Written exercise: Reply with one number: the count of lines in the records below that hold "комиссию".

↓↓↓

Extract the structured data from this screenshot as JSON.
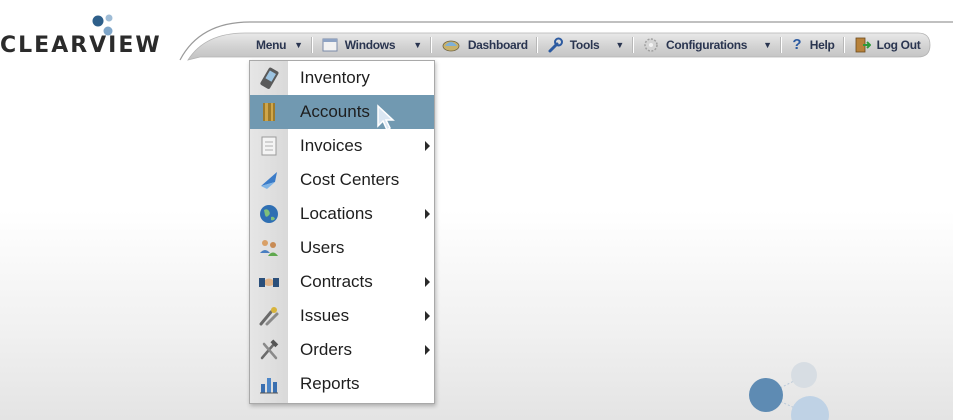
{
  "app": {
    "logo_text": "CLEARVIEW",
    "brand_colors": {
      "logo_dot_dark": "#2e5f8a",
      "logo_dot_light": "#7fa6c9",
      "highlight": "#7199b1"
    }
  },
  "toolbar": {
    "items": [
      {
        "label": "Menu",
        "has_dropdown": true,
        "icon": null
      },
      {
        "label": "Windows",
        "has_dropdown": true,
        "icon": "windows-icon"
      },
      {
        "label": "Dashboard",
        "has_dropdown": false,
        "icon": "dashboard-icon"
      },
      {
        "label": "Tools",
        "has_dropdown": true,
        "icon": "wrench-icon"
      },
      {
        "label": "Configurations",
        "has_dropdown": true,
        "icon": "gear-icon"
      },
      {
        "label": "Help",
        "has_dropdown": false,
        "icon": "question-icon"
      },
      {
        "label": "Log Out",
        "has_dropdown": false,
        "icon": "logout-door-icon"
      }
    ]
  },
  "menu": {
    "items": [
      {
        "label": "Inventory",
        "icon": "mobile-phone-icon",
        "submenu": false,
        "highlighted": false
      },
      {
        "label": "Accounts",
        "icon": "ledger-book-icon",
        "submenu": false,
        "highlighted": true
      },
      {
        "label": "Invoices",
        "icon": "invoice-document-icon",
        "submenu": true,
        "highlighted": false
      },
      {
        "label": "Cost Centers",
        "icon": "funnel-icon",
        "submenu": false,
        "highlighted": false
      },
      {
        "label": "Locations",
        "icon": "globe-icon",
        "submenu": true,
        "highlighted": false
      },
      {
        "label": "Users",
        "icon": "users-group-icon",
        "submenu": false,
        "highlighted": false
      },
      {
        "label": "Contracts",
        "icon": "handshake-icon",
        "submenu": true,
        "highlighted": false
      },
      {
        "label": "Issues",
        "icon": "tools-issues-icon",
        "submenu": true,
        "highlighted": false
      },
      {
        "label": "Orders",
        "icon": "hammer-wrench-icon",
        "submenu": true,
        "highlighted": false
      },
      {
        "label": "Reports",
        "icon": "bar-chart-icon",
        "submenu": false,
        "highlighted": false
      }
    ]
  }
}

↑↑↑
↓↓↓

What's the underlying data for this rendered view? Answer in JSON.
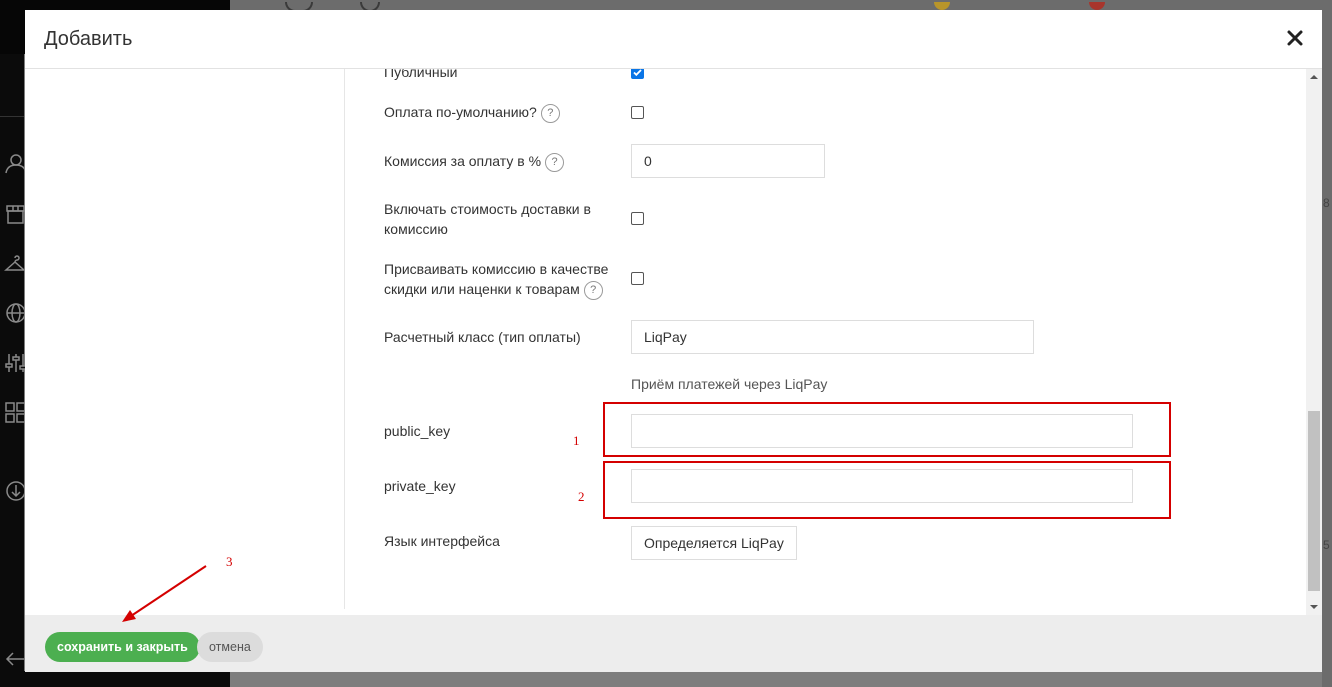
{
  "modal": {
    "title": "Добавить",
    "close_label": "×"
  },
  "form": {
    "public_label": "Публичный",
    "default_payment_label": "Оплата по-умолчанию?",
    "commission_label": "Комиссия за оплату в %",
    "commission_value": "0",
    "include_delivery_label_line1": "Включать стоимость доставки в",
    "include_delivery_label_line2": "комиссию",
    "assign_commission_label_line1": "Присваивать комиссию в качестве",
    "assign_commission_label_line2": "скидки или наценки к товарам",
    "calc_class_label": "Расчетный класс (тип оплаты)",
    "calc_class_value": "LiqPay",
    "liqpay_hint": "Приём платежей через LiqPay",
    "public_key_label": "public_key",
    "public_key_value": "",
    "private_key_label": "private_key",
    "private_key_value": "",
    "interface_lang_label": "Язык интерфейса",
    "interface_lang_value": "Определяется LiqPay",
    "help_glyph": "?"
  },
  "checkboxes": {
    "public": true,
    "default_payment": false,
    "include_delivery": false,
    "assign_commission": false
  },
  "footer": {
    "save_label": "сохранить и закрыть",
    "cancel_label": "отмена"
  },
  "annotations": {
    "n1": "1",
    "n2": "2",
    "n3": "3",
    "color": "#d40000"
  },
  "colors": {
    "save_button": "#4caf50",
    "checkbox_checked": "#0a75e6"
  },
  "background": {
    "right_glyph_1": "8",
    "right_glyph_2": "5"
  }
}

↑↑↑

Response to this task: 2